- **WHAT THE TASK ASKS**
From the listing below, pull each line that includes "name".

Start of DATA SHOWN

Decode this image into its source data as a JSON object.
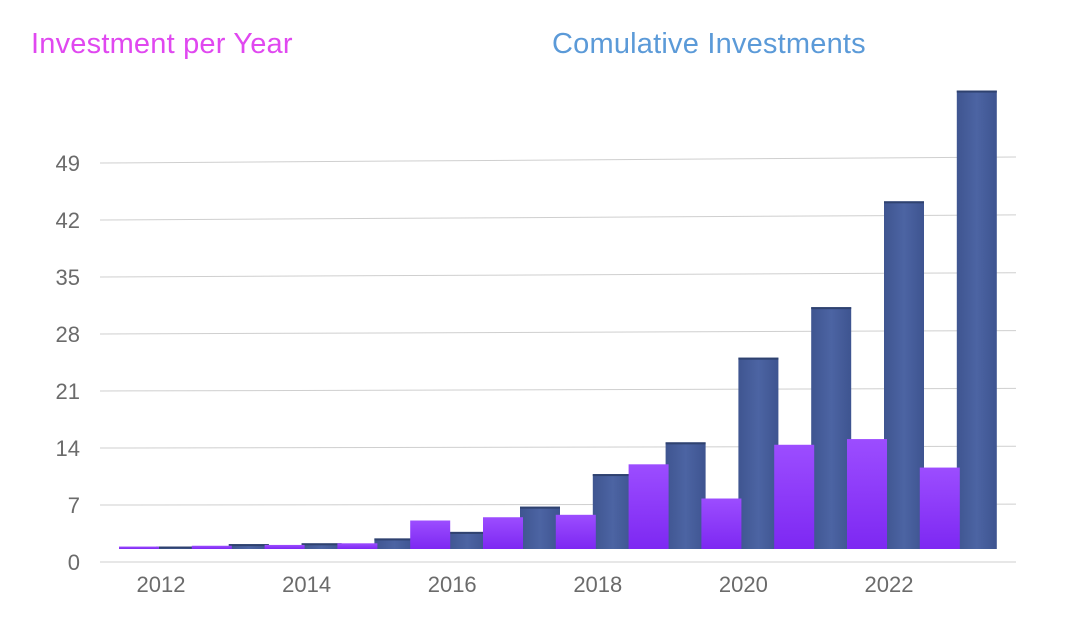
{
  "chart_data": {
    "type": "bar",
    "title": "",
    "xlabel": "",
    "ylabel": "",
    "ylim": [
      0,
      57
    ],
    "yticks": [
      0,
      7,
      14,
      21,
      28,
      35,
      42,
      49
    ],
    "x_tick_labels": [
      "2012",
      "2014",
      "2016",
      "2018",
      "2020",
      "2022"
    ],
    "categories": [
      "2012",
      "2013",
      "2014",
      "2015",
      "2016",
      "2017",
      "2018",
      "2019",
      "2020",
      "2021",
      "2022",
      "2023"
    ],
    "series": [
      {
        "name": "Investment per Year",
        "color": "#8a3cff",
        "values": [
          0.3,
          0.4,
          0.5,
          0.7,
          3.5,
          3.9,
          4.2,
          10.4,
          6.2,
          12.8,
          13.5,
          10.0
        ]
      },
      {
        "name": "Comulative Investments",
        "color": "#4a62a0",
        "values": [
          0.3,
          0.6,
          0.7,
          1.3,
          2.1,
          5.2,
          9.2,
          13.1,
          23.5,
          29.7,
          42.7,
          56.3
        ]
      }
    ],
    "legend": {
      "yearly_label": "Investment per Year",
      "yearly_color": "#e048f0",
      "cumulative_label": "Comulative Investments",
      "cumulative_color": "#5b9ad8",
      "placement": "top"
    },
    "grid": true
  }
}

End of DATA SHOWN

- **EXPECTED ANSWER**
        "name": "Investment per Year",
        "name": "Comulative Investments",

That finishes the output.